For the data that follows, report how many lines contain the word "Where", and nothing else.

::::

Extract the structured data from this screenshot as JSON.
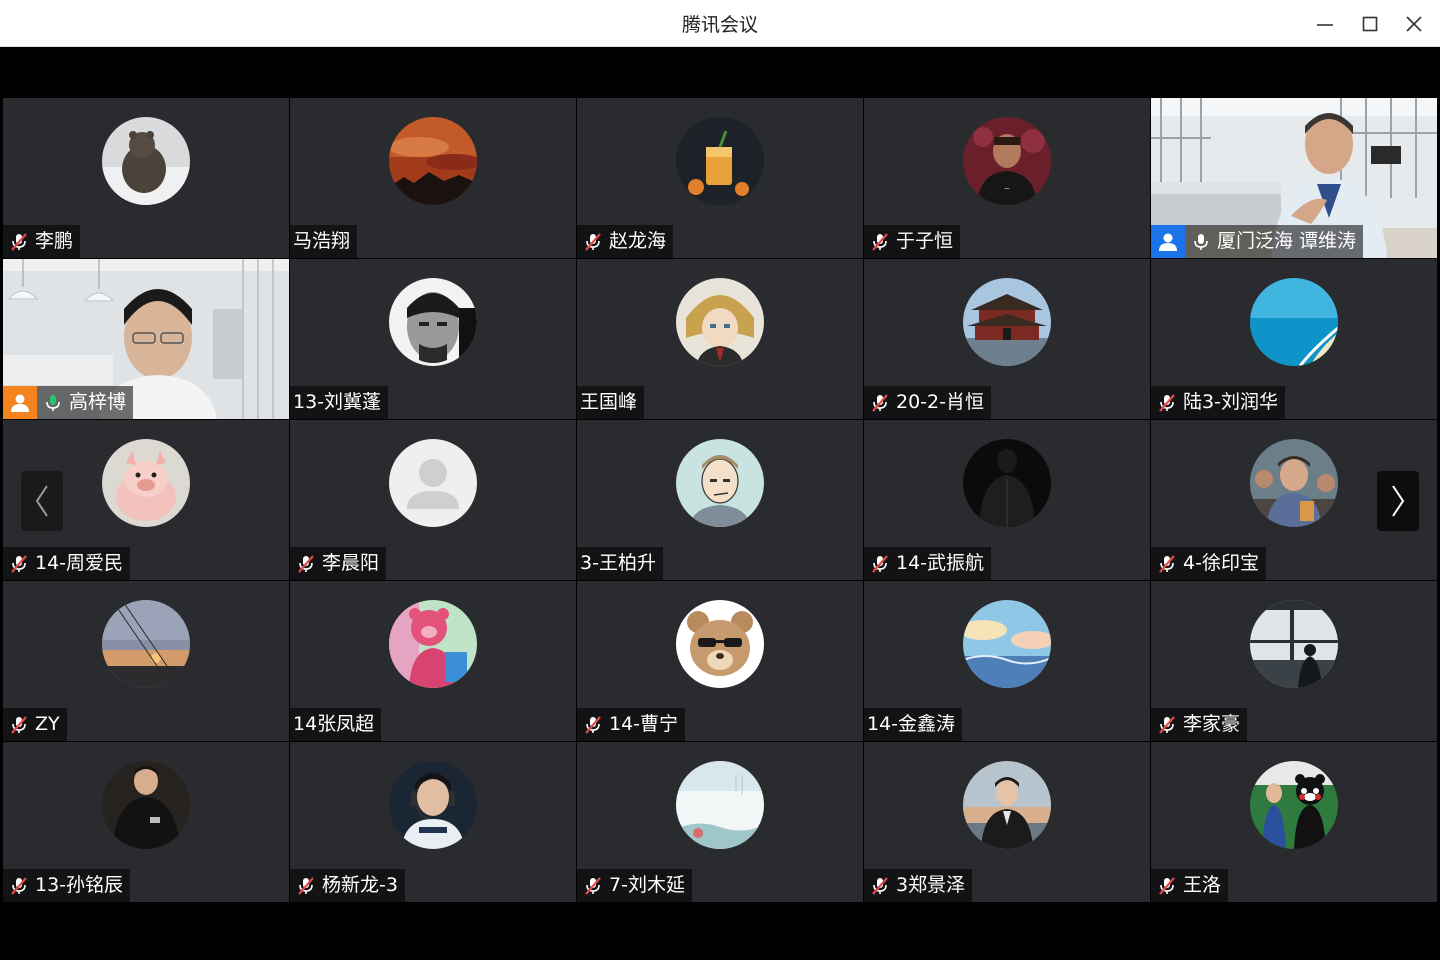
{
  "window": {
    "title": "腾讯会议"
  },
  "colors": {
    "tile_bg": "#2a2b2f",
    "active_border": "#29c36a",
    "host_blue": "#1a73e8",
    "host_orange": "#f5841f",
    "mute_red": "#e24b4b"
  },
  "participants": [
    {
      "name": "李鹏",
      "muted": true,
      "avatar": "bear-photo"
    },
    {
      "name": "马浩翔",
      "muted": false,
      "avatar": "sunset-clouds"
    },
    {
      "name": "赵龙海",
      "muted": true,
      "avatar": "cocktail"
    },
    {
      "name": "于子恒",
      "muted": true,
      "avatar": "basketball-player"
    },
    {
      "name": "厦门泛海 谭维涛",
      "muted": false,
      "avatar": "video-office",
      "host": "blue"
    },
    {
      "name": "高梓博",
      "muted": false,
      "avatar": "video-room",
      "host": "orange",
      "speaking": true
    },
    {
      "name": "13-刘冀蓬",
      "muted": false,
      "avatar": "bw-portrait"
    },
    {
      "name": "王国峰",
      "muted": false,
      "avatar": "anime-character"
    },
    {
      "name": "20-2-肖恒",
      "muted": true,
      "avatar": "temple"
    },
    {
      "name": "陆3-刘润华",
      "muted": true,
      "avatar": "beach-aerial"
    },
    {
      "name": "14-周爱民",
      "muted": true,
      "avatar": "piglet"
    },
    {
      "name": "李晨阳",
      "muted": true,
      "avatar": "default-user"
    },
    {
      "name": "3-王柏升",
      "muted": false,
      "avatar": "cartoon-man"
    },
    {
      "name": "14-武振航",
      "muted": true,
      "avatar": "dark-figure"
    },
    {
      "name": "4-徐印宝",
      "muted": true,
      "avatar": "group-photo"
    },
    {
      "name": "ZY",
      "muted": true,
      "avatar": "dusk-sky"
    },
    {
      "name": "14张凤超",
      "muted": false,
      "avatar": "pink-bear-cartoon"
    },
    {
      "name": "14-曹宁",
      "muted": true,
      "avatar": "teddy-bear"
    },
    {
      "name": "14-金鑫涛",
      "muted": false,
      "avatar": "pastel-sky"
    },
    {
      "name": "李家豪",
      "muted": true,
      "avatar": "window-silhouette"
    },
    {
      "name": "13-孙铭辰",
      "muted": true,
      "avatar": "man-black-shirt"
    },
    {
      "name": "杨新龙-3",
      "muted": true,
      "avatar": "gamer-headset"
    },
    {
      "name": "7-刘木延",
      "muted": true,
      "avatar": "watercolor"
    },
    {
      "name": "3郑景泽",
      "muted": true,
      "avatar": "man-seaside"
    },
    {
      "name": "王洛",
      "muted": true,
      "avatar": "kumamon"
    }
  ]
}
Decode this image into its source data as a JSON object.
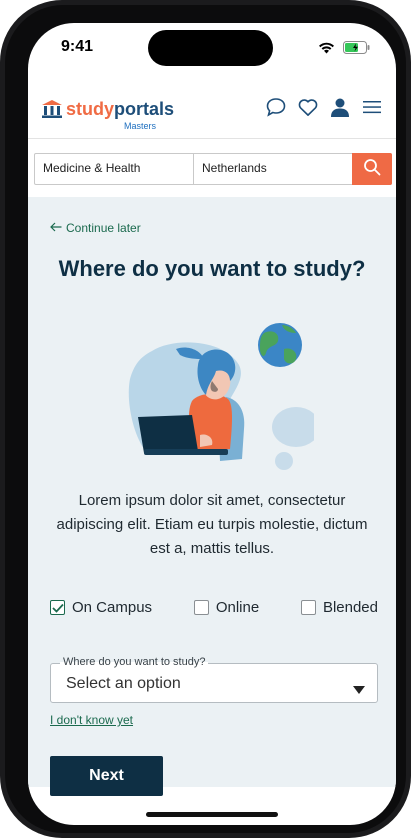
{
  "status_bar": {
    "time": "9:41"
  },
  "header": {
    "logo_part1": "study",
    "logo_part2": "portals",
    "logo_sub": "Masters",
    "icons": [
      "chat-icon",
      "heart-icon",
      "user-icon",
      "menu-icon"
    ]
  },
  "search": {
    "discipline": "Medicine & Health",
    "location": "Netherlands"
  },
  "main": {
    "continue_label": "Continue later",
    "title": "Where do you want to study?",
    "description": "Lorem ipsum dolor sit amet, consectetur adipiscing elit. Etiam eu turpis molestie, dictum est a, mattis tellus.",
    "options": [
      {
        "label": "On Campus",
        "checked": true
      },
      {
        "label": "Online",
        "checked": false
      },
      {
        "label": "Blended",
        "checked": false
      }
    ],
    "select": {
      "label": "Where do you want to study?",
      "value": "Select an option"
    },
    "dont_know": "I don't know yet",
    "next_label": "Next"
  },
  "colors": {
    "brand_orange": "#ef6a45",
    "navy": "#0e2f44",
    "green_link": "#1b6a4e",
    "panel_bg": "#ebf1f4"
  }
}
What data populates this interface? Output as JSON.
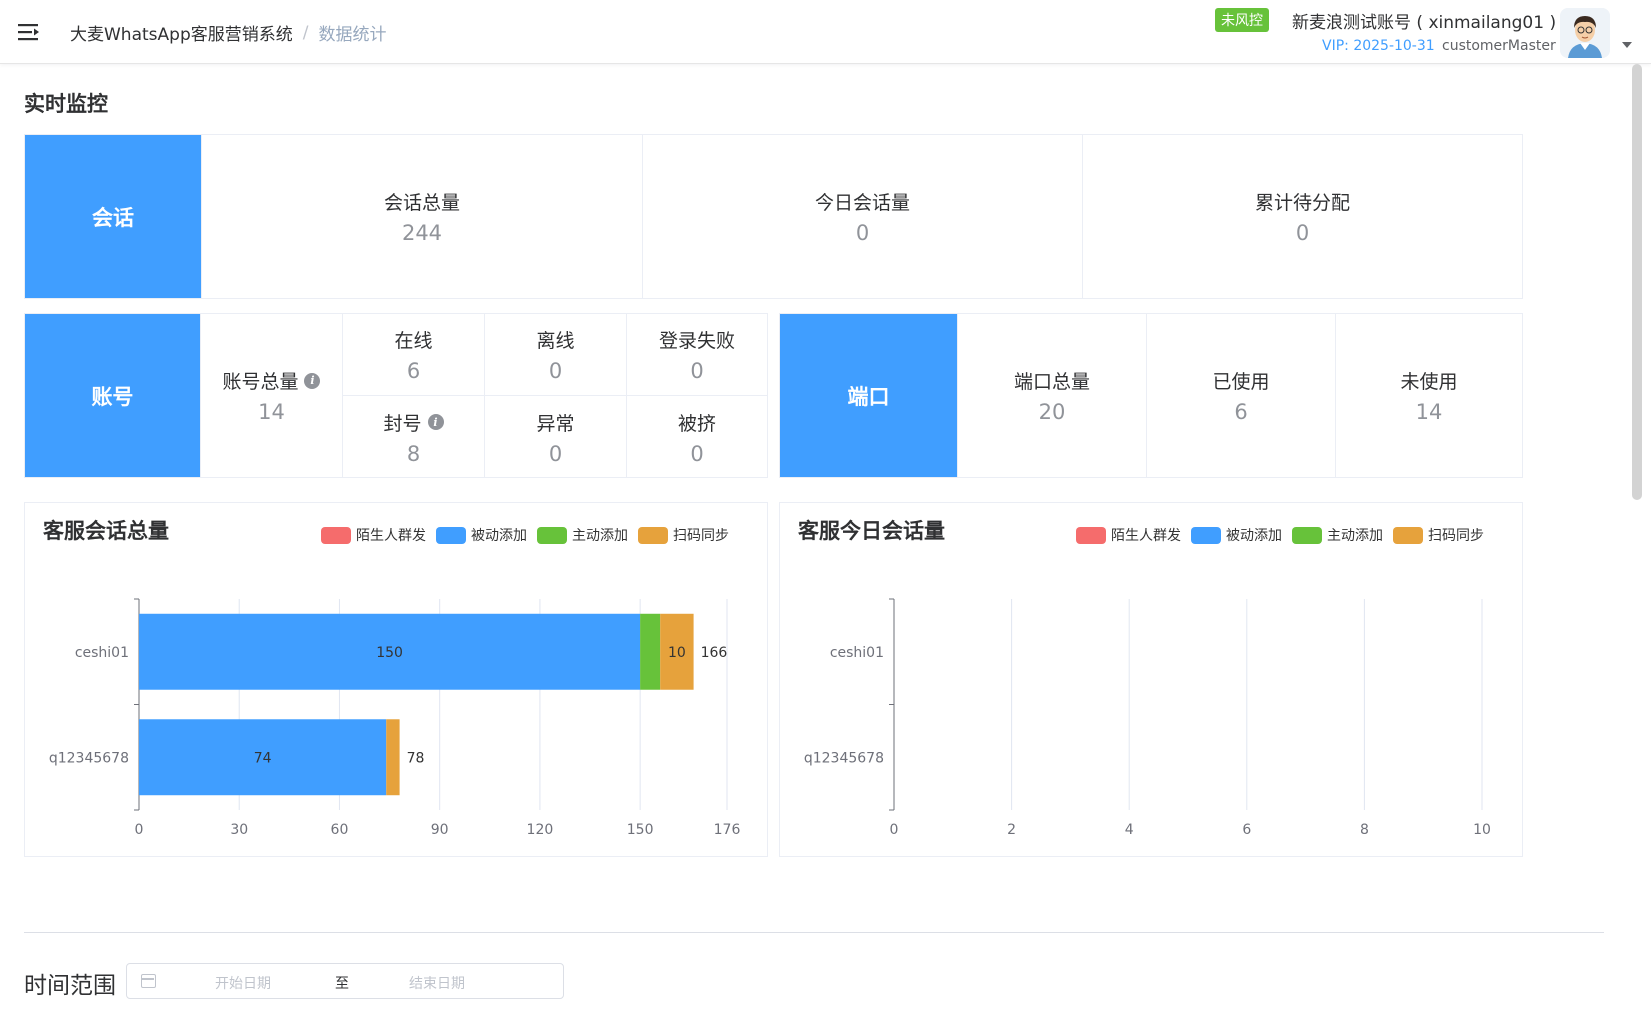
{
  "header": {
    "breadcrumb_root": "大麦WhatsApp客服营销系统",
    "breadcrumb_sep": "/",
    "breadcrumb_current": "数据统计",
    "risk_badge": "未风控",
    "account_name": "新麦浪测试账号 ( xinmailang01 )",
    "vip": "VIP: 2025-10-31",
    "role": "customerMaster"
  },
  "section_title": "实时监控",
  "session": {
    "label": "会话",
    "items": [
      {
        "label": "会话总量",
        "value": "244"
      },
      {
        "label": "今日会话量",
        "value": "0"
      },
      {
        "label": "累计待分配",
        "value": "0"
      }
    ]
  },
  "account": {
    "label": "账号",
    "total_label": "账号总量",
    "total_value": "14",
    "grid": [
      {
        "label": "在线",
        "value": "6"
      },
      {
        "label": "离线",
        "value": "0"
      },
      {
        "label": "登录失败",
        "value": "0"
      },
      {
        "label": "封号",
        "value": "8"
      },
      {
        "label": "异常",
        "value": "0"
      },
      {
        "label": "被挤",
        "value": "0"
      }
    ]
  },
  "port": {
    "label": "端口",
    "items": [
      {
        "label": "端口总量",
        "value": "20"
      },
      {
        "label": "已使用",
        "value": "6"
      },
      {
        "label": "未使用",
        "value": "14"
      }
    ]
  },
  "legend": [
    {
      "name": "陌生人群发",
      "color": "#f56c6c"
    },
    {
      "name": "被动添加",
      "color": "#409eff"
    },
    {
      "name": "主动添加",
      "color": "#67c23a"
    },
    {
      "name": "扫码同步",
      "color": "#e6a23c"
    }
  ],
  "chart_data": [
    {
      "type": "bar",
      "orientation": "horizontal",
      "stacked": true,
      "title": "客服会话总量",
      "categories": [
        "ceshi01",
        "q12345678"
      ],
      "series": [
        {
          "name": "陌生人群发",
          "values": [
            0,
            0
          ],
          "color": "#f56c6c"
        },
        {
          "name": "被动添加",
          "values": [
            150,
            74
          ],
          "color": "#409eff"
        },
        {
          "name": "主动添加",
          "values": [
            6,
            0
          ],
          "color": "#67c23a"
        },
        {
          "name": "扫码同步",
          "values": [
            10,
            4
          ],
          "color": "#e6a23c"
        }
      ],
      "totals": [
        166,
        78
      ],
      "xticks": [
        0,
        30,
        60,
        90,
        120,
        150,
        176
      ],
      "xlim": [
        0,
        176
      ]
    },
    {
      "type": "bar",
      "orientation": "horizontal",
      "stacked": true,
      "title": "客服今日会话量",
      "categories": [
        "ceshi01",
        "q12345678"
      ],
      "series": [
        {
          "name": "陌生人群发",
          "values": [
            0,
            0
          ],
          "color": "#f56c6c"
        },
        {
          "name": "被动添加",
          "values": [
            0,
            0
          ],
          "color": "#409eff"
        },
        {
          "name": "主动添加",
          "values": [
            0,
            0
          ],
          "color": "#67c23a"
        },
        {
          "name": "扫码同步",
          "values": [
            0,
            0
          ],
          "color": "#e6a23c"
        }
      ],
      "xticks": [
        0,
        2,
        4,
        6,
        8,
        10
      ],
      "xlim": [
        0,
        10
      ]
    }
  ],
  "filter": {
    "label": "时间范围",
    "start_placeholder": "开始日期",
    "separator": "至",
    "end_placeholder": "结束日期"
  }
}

::::

**Output below:**
2